Count the lines below that contain the word "измерения", and report only that number.

** Begin Input records **

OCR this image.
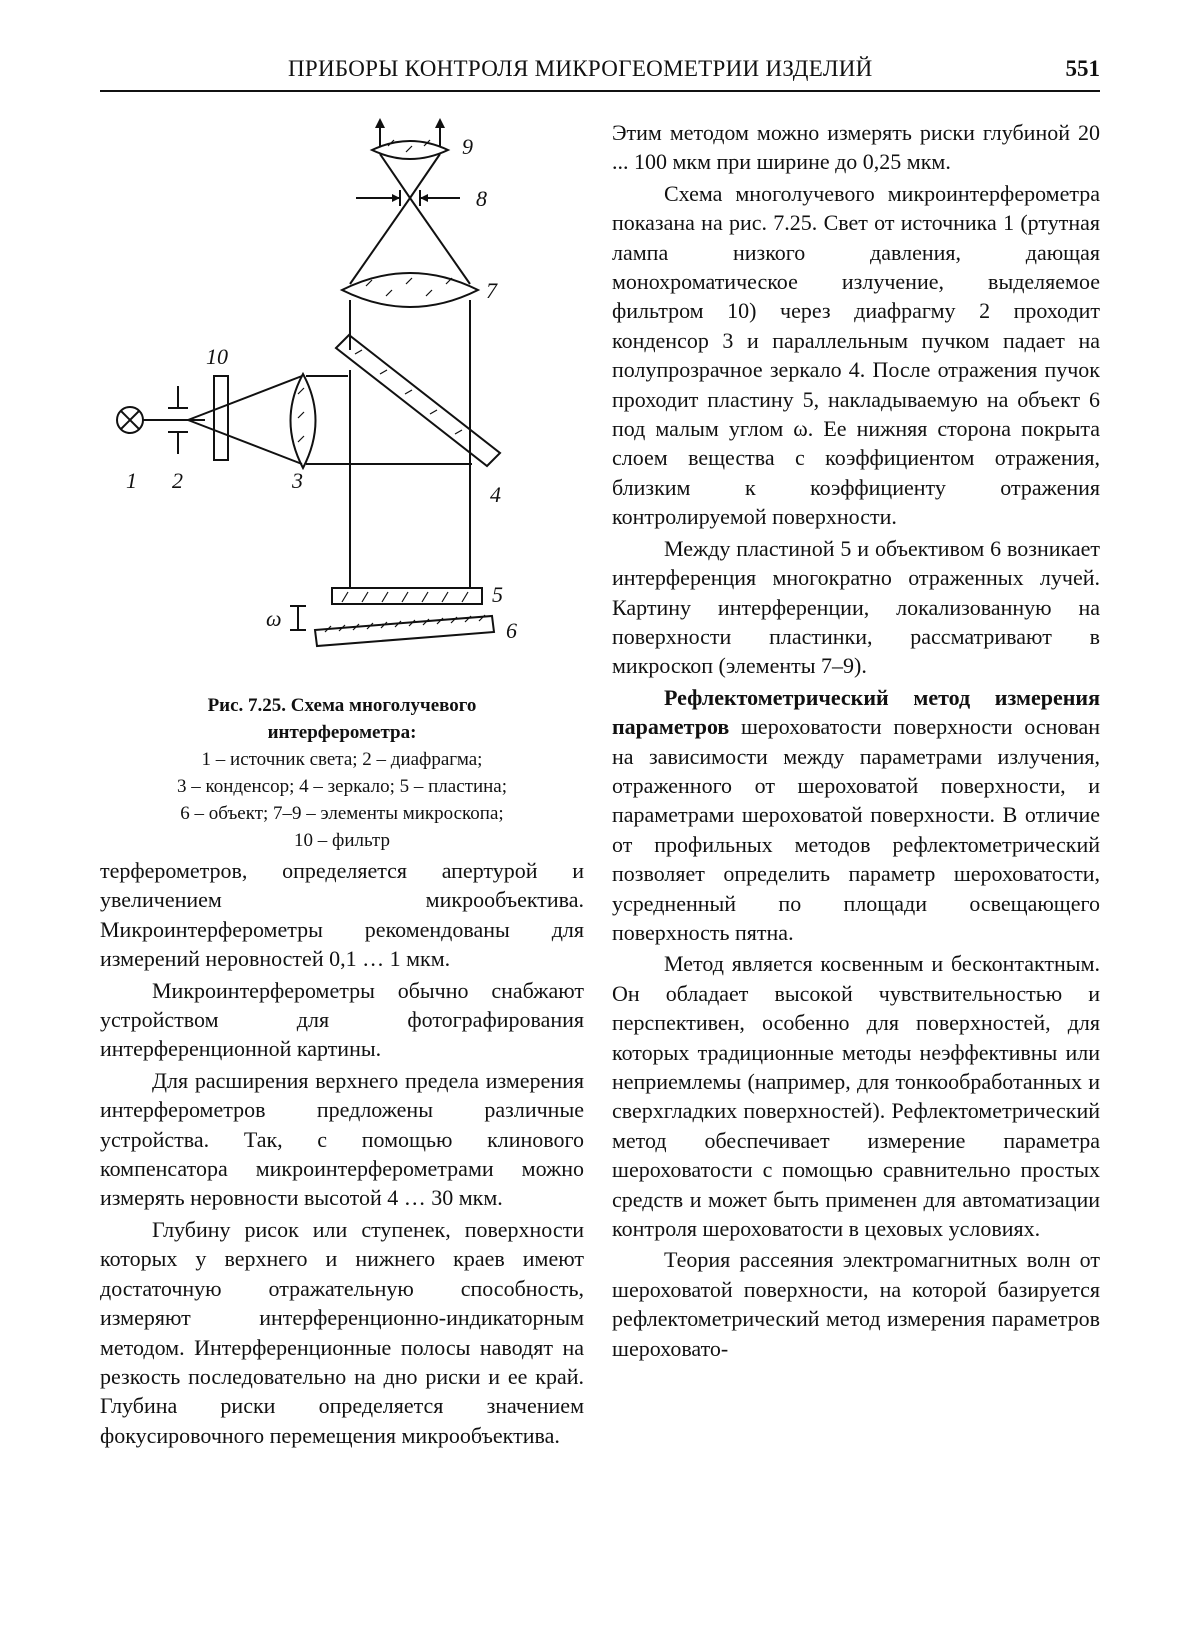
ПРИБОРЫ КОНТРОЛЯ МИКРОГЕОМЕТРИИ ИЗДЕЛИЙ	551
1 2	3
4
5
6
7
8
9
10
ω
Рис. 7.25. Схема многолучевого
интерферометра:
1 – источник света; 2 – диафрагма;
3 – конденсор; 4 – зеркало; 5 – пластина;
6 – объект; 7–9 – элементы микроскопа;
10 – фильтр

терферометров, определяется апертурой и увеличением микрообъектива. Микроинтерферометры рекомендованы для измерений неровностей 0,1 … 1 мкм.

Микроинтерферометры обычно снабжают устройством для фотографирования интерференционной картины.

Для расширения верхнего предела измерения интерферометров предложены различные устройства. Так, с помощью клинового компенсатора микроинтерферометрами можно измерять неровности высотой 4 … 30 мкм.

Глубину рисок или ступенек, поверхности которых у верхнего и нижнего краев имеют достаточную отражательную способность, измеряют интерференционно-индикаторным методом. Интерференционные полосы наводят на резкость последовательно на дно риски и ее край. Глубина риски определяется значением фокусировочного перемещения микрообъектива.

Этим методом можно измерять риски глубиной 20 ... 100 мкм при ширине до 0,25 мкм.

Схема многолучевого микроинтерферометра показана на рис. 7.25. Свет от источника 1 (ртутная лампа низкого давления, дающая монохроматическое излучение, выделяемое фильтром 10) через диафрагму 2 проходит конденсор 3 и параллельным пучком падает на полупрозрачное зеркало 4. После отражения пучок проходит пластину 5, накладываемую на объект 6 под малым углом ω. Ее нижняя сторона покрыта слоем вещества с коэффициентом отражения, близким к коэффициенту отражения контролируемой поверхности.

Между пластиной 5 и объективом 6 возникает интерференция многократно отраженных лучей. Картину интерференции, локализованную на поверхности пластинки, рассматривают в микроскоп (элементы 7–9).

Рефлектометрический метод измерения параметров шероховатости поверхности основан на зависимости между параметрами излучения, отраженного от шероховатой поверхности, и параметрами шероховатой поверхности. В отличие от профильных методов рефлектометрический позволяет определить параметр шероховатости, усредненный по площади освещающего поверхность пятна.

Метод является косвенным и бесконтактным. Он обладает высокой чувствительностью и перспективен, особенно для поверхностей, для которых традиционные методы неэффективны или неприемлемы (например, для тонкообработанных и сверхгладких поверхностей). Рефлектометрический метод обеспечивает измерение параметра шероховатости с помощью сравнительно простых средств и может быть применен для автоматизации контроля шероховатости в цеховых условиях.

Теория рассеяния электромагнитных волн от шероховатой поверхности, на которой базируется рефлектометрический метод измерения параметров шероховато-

** End Input records **

--- Exercise output ---
3